Figure dataset records:

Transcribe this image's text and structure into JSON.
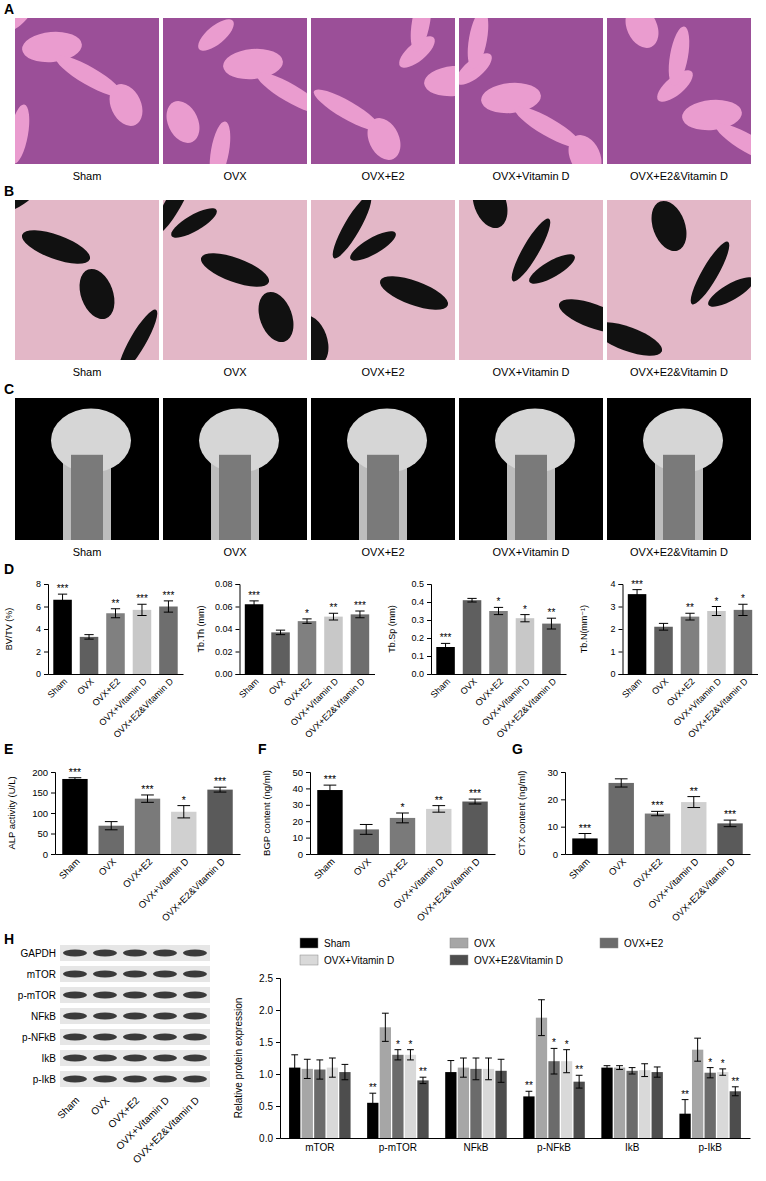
{
  "letters": [
    "A",
    "B",
    "C",
    "D",
    "E",
    "F",
    "G",
    "H"
  ],
  "panels": {
    "A": {
      "labels": [
        "Sham",
        "OVX",
        "OVX+E2",
        "OVX+Vitamin D",
        "OVX+E2&Vitamin D"
      ]
    },
    "B": {
      "labels": [
        "Sham",
        "OVX",
        "OVX+E2",
        "OVX+Vitamin D",
        "OVX+E2&Vitamin D"
      ]
    },
    "C": {
      "labels": [
        "Sham",
        "OVX",
        "OVX+E2",
        "OVX+Vitamin D",
        "OVX+E2&Vitamin D"
      ]
    }
  },
  "blot": {
    "rows": [
      "GAPDH",
      "mTOR",
      "p-mTOR",
      "NFkB",
      "p-NFkB",
      "IkB",
      "p-IkB"
    ],
    "lanes": [
      "Sham",
      "OVX",
      "OVX+E2",
      "OVX+Vitamin D",
      "OVX+E2&Vitamin D"
    ]
  },
  "chart_data": [
    {
      "type": "bar",
      "ylabel": "BV/TV (%)",
      "categories": [
        "Sham",
        "OVX",
        "OVX+E2",
        "OVX+Vitamin D",
        "OVX+E2&Vitamin D"
      ],
      "values": [
        6.6,
        3.3,
        5.4,
        5.7,
        6.0
      ],
      "errors": [
        0.5,
        0.2,
        0.4,
        0.5,
        0.5
      ],
      "annotations": [
        "***",
        null,
        "**",
        "***",
        "***"
      ],
      "colors": [
        "#000000",
        "#5f5f5f",
        "#808080",
        "#c8c8c8",
        "#6e6e6e"
      ],
      "ylim": [
        0,
        8
      ],
      "yticks": [
        0,
        2,
        4,
        6,
        8
      ]
    },
    {
      "type": "bar",
      "ylabel": "Tb.Th (mm)",
      "categories": [
        "Sham",
        "OVX",
        "OVX+E2",
        "OVX+Vitamin D",
        "OVX+E2&Vitamin D"
      ],
      "values": [
        0.062,
        0.037,
        0.047,
        0.051,
        0.053
      ],
      "errors": [
        0.003,
        0.002,
        0.002,
        0.003,
        0.003
      ],
      "annotations": [
        "***",
        null,
        "*",
        "**",
        "***"
      ],
      "colors": [
        "#000000",
        "#5f5f5f",
        "#808080",
        "#c8c8c8",
        "#6e6e6e"
      ],
      "ylim": [
        0,
        0.08
      ],
      "yticks": [
        {
          "value": 0,
          "label": "0.00"
        },
        {
          "value": 0.02,
          "label": "0.02"
        },
        {
          "value": 0.04,
          "label": "0.04"
        },
        {
          "value": 0.06,
          "label": "0.06"
        },
        {
          "value": 0.08,
          "label": "0.08"
        }
      ]
    },
    {
      "type": "bar",
      "ylabel": "Tb.Sp (mm)",
      "categories": [
        "Sham",
        "OVX",
        "OVX+E2",
        "OVX+Vitamin D",
        "OVX+E2&Vitamin D"
      ],
      "values": [
        0.15,
        0.41,
        0.35,
        0.31,
        0.28
      ],
      "errors": [
        0.02,
        0.01,
        0.02,
        0.02,
        0.03
      ],
      "annotations": [
        "***",
        null,
        "*",
        "*",
        "**"
      ],
      "colors": [
        "#000000",
        "#5f5f5f",
        "#808080",
        "#c8c8c8",
        "#6e6e6e"
      ],
      "ylim": [
        0,
        0.5
      ],
      "yticks": [
        {
          "value": 0,
          "label": "0.0"
        },
        0.1,
        0.2,
        0.3,
        0.4,
        0.5
      ]
    },
    {
      "type": "bar",
      "ylabel": "Tb.N(mm⁻¹)",
      "categories": [
        "Sham",
        "OVX",
        "OVX+E2",
        "OVX+Vitamin D",
        "OVX+E2&Vitamin D"
      ],
      "values": [
        3.55,
        2.1,
        2.55,
        2.8,
        2.85
      ],
      "errors": [
        0.2,
        0.15,
        0.15,
        0.2,
        0.25
      ],
      "annotations": [
        "***",
        null,
        "**",
        "*",
        "*"
      ],
      "colors": [
        "#000000",
        "#5f5f5f",
        "#808080",
        "#c8c8c8",
        "#6e6e6e"
      ],
      "ylim": [
        0,
        4
      ],
      "yticks": [
        0,
        1,
        2,
        3,
        4
      ]
    },
    {
      "type": "bar",
      "ylabel": "ALP activity (U/L)",
      "categories": [
        "Sham",
        "OVX",
        "OVX+E2",
        "OVX+Vitamin D",
        "OVX+E2&Vitamin D"
      ],
      "values": [
        183,
        69,
        135,
        103,
        157
      ],
      "errors": [
        3,
        10,
        9,
        15,
        6
      ],
      "annotations": [
        "***",
        null,
        "***",
        "*",
        "***"
      ],
      "colors": [
        "#000000",
        "#6b6b6b",
        "#7a7a7a",
        "#d0d0d0",
        "#5a5a5a"
      ],
      "ylim": [
        0,
        200
      ],
      "yticks": [
        0,
        50,
        100,
        150,
        200
      ]
    },
    {
      "type": "bar",
      "ylabel": "BGP content (ng/ml)",
      "categories": [
        "Sham",
        "OVX",
        "OVX+E2",
        "OVX+Vitamin D",
        "OVX+E2&Vitamin D"
      ],
      "values": [
        39,
        15,
        22,
        27.5,
        32
      ],
      "errors": [
        3,
        3,
        3,
        2,
        1.5
      ],
      "annotations": [
        "***",
        null,
        "*",
        "**",
        "***"
      ],
      "colors": [
        "#000000",
        "#6b6b6b",
        "#7a7a7a",
        "#d0d0d0",
        "#5a5a5a"
      ],
      "ylim": [
        0,
        50
      ],
      "yticks": [
        0,
        10,
        20,
        30,
        40,
        50
      ]
    },
    {
      "type": "bar",
      "ylabel": "CTX content (ng/ml)",
      "categories": [
        "Sham",
        "OVX",
        "OVX+E2",
        "OVX+Vitamin D",
        "OVX+E2&Vitamin D"
      ],
      "values": [
        5.7,
        26,
        14.8,
        19,
        11.2
      ],
      "errors": [
        1.8,
        1.5,
        0.8,
        2,
        1.2
      ],
      "annotations": [
        "***",
        null,
        "***",
        "**",
        "***"
      ],
      "colors": [
        "#000000",
        "#6b6b6b",
        "#7a7a7a",
        "#d0d0d0",
        "#5a5a5a"
      ],
      "ylim": [
        0,
        30
      ],
      "yticks": [
        0,
        10,
        20,
        30
      ]
    },
    {
      "type": "bar",
      "ylabel": "Relative protein expression",
      "legend": "top",
      "categories": [
        "mTOR",
        "p-mTOR",
        "NFkB",
        "p-NFkB",
        "IkB",
        "p-IkB"
      ],
      "series": [
        {
          "name": "Sham",
          "color": "#000000",
          "values": [
            1.1,
            0.55,
            1.03,
            0.65,
            1.1,
            0.38
          ],
          "errors": [
            0.2,
            0.15,
            0.18,
            0.08,
            0.03,
            0.22
          ],
          "annotations": [
            null,
            "**",
            null,
            "**",
            null,
            "**"
          ]
        },
        {
          "name": "OVX",
          "color": "#a6a6a6",
          "values": [
            1.08,
            1.73,
            1.1,
            1.88,
            1.1,
            1.38
          ],
          "errors": [
            0.15,
            0.22,
            0.15,
            0.28,
            0.03,
            0.18
          ],
          "annotations": [
            null,
            null,
            null,
            null,
            null,
            null
          ]
        },
        {
          "name": "OVX+E2",
          "color": "#6b6b6b",
          "values": [
            1.07,
            1.3,
            1.08,
            1.2,
            1.05,
            1.02
          ],
          "errors": [
            0.15,
            0.08,
            0.17,
            0.2,
            0.05,
            0.08
          ],
          "annotations": [
            null,
            "*",
            null,
            "*",
            null,
            "*"
          ]
        },
        {
          "name": "OVX+Vitamin D",
          "color": "#d9d9d9",
          "values": [
            1.1,
            1.3,
            1.08,
            1.2,
            1.06,
            1.03
          ],
          "errors": [
            0.15,
            0.08,
            0.17,
            0.18,
            0.1,
            0.05
          ],
          "annotations": [
            null,
            "*",
            null,
            "*",
            null,
            "*"
          ]
        },
        {
          "name": "OVX+E2&Vitamin D",
          "color": "#4d4d4d",
          "values": [
            1.03,
            0.9,
            1.05,
            0.88,
            1.03,
            0.73
          ],
          "errors": [
            0.12,
            0.05,
            0.18,
            0.1,
            0.08,
            0.07
          ],
          "annotations": [
            null,
            "**",
            null,
            "**",
            null,
            "**"
          ]
        }
      ],
      "ylim": [
        0,
        2.5
      ],
      "yticks": [
        {
          "value": 0,
          "label": "0.0"
        },
        0.5,
        {
          "value": 1,
          "label": "1.0"
        },
        1.5,
        {
          "value": 2,
          "label": "2.0"
        },
        2.5
      ]
    }
  ]
}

Problem to solve: Check each line of the entries above for the word "content". List the ones that have it.

Response to this exercise:
      "ylabel": "BGP content (ng/ml)",
      "ylabel": "CTX content (ng/ml)",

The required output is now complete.